* SHORT PROBLEM *
Write out the whole listing word for word.

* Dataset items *

◆ ◆ ◆ ◆

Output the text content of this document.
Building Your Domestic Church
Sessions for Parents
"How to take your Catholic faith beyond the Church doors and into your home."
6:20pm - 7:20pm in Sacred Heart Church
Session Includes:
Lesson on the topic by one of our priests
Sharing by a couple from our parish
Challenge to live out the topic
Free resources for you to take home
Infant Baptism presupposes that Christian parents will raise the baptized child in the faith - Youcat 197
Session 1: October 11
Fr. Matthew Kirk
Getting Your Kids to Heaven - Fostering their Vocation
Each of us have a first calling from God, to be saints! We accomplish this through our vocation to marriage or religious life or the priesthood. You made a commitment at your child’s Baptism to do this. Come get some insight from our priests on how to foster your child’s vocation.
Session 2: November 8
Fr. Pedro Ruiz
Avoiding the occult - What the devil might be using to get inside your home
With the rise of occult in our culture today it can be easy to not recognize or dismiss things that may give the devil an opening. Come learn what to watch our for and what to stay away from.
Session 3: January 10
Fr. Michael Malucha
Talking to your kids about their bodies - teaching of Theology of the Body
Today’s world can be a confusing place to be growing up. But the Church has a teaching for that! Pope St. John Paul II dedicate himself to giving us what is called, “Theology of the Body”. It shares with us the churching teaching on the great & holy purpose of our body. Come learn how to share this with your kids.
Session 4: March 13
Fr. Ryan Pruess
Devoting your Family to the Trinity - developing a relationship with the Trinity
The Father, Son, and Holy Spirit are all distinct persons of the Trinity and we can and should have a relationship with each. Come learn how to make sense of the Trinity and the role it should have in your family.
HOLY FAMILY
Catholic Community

◆ ◆ ◆ ◆

* SOLUTION FOR THIS EXERCISE *
Output the text content of this document.
Building Your Domestic Church
Sessions for Parents
"How to take your Catholic faith beyond the Church doors and into your home."
6:20pm - 7:20pm in Sacred Heart Church
Session Includes:
Lesson on the topic by one of our priests
Sharing by a couple from our parish
Challenge to live out the topic
Free resources for you to take home
Infant Baptism presupposes that Christian parents will raise the baptized child in the faith - Youcat 197
Session 1: October 11
Fr. Matthew Kirk
Getting Your Kids to Heaven - Fostering their Vocation
Each of us have a first calling from God, to be saints! We accomplish this through our vocation to marriage or religious life or the priesthood. You made a commitment at your child’s Baptism to do this. Come get some insight from our priests on how to foster your child’s vocation.
Session 2: November 8
Fr. Pedro Ruiz
Avoiding the occult - What the devil might be using to get inside your home
With the rise of occult in our culture today it can be easy to not recognize or dismiss things that may give the devil an opening. Come learn what to watch our for and what to stay away from.
Session 3: January 10
Fr. Michael Malucha
Talking to your kids about their bodies - teaching of Theology of the Body
Today’s world can be a confusing place to be growing up. But the Church has a teaching for that! Pope St. John Paul II dedicate himself to giving us what is called, “Theology of the Body”. It shares with us the churching teaching on the great & holy purpose of our body. Come learn how to share this with your kids.
Session 4: March 13
Fr. Ryan Pruess
Devoting your Family to the Trinity - developing a relationship with the Trinity
The Father, Son, and Holy Spirit are all distinct persons of the Trinity and we can and should have a relationship with each. Come learn how to make sense of the Trinity and the role it should have in your family.
HOLY FAMILY
Catholic Community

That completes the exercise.